(Items from a dataset)
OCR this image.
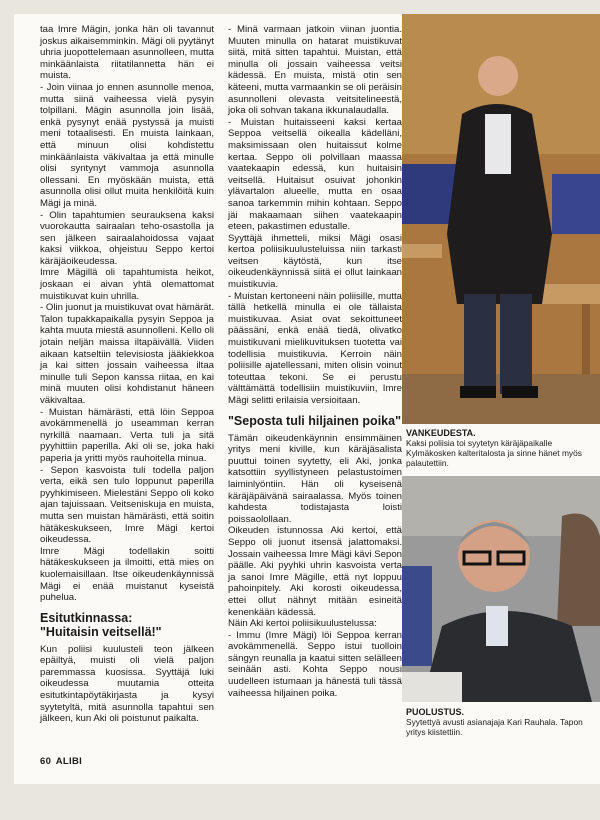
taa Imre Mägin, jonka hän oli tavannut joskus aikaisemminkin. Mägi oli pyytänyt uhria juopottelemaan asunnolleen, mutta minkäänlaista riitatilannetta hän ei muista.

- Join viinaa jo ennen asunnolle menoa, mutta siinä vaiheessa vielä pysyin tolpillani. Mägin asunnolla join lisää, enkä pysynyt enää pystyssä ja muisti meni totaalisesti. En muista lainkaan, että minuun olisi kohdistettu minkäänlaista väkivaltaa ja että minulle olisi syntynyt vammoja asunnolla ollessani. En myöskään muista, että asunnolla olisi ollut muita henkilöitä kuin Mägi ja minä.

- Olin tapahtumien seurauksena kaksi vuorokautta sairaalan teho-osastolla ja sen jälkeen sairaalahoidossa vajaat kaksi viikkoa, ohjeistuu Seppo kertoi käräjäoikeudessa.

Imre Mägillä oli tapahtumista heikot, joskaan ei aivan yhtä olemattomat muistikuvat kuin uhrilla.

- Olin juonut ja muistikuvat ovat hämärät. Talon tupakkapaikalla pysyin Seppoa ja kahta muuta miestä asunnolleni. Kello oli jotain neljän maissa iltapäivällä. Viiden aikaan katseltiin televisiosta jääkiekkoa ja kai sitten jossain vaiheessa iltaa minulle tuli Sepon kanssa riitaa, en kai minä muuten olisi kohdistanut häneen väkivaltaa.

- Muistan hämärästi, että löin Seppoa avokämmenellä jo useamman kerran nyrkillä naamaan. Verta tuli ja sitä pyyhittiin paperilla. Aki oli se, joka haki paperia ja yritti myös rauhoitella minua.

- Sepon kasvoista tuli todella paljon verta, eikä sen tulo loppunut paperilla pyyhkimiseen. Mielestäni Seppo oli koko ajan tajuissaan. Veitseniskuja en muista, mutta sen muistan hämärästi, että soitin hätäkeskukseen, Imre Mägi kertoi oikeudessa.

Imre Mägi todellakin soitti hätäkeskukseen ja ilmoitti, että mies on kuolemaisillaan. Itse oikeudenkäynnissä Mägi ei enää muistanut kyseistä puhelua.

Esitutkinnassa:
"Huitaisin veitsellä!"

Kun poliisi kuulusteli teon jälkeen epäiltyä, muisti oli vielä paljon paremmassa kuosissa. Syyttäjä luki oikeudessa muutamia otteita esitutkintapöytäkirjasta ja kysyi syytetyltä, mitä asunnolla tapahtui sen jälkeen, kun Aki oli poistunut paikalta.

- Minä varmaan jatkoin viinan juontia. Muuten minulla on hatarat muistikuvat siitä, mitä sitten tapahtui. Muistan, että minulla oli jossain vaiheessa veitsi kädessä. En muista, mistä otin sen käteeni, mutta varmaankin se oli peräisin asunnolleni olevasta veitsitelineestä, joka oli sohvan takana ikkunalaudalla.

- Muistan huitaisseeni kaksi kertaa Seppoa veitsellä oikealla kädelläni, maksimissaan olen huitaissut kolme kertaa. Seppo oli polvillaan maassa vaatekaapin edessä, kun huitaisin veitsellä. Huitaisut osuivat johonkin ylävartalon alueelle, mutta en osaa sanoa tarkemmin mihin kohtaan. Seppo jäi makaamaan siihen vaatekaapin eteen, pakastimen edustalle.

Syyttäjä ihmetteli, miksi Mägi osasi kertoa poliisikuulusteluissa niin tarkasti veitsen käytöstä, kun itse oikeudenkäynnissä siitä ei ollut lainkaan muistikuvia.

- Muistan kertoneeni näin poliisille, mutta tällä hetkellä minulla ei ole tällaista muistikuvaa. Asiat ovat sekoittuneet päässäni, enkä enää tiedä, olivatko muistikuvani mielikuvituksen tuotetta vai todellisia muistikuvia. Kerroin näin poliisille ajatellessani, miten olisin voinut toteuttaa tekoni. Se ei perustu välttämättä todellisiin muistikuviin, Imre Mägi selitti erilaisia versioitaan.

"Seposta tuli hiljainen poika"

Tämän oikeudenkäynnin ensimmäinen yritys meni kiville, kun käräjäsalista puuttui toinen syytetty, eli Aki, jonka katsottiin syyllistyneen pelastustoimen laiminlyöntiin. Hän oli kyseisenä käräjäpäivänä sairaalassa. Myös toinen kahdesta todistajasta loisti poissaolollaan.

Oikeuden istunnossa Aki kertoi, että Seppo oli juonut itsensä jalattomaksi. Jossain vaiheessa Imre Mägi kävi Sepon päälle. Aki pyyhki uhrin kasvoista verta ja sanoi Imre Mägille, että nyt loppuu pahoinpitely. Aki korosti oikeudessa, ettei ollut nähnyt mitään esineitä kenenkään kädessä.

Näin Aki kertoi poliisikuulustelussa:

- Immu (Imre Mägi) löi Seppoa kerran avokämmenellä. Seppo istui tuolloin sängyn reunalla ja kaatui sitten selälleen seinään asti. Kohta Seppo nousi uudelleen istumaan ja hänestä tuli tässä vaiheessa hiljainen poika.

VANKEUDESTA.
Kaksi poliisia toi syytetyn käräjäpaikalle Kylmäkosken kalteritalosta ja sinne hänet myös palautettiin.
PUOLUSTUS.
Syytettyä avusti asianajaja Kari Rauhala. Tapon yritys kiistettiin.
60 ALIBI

==

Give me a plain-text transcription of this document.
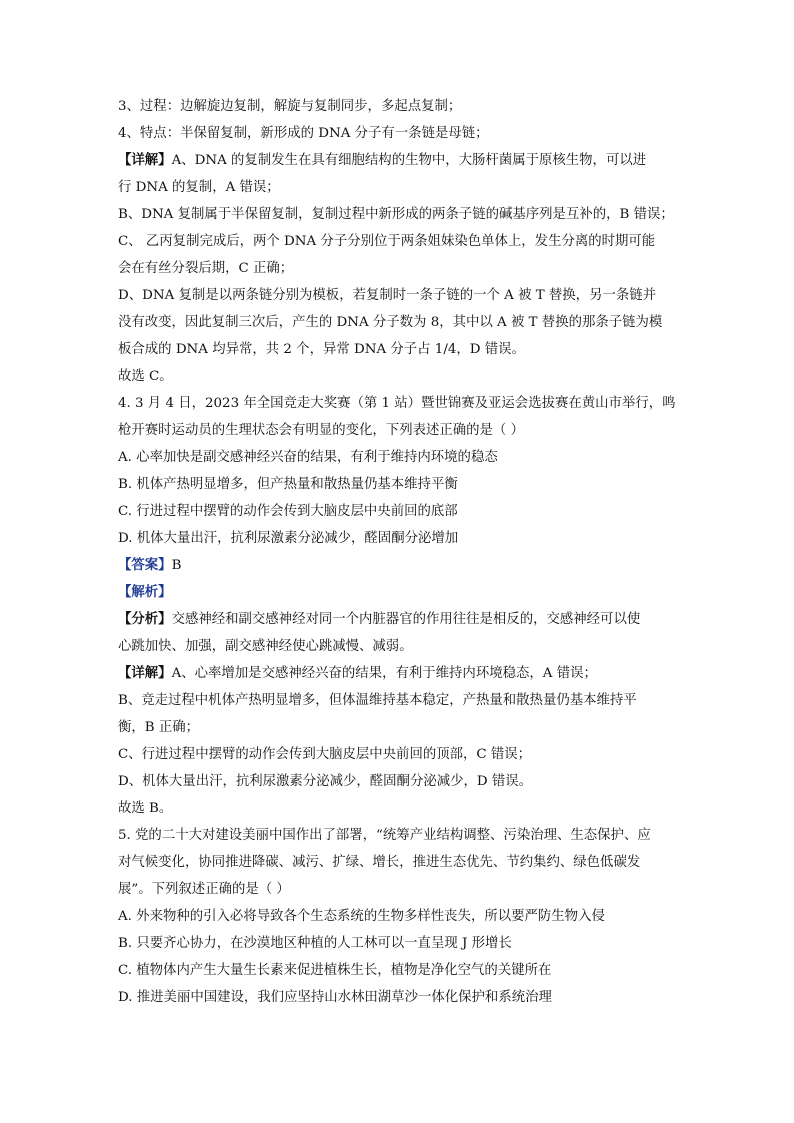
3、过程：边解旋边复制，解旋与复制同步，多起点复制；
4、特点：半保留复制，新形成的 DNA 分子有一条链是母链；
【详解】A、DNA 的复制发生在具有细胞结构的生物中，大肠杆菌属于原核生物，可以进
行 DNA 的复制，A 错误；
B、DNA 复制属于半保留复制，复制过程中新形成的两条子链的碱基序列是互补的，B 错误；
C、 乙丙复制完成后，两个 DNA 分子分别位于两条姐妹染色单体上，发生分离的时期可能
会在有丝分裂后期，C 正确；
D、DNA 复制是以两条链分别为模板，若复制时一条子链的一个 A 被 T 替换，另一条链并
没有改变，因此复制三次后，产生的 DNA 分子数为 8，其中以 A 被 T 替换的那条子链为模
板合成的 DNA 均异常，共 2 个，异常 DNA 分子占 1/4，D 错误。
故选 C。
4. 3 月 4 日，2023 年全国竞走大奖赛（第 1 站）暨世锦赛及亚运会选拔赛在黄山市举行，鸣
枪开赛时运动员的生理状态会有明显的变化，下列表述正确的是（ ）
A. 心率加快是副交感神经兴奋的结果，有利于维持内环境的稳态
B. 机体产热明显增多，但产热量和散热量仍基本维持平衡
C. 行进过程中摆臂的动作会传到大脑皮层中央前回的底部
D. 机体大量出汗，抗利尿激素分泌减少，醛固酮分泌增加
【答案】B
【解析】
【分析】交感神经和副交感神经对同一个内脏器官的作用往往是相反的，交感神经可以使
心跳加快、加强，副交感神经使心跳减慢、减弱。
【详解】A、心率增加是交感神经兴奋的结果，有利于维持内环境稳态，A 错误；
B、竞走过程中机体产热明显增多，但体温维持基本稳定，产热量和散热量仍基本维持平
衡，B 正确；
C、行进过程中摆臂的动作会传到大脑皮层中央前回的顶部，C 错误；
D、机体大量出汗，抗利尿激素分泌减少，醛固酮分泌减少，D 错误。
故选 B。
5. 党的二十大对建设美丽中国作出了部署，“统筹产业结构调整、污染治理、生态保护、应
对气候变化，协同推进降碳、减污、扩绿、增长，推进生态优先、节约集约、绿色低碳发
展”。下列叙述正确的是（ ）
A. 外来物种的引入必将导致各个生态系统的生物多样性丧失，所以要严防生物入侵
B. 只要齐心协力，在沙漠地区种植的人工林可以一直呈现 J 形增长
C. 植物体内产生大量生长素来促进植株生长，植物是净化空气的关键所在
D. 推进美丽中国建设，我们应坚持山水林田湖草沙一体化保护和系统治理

What needs to be done – Isolate the lines above that contain the word "asunnolleni" and copy them.

Result of the task –
- Olin juonut ja muistikuvat ovat hämärät. Talon tupakkapaikalla pysyin Seppoa ja kahta muuta miestä asunnolleni. Kello oli jotain neljän maissa iltapäivällä. Viiden aikaan katseltiin televisiosta jääkiekkoa ja kai sitten jossain vaiheessa iltaa minulle tuli Sepon kanssa riitaa, en kai minä muuten olisi kohdistanut häneen väkivaltaa.
- Minä varmaan jatkoin viinan juontia. Muuten minulla on hatarat muistikuvat siitä, mitä sitten tapahtui. Muistan, että minulla oli jossain vaiheessa veitsi kädessä. En muista, mistä otin sen käteeni, mutta varmaankin se oli peräisin asunnolleni olevasta veitsitelineestä, joka oli sohvan takana ikkunalaudalla.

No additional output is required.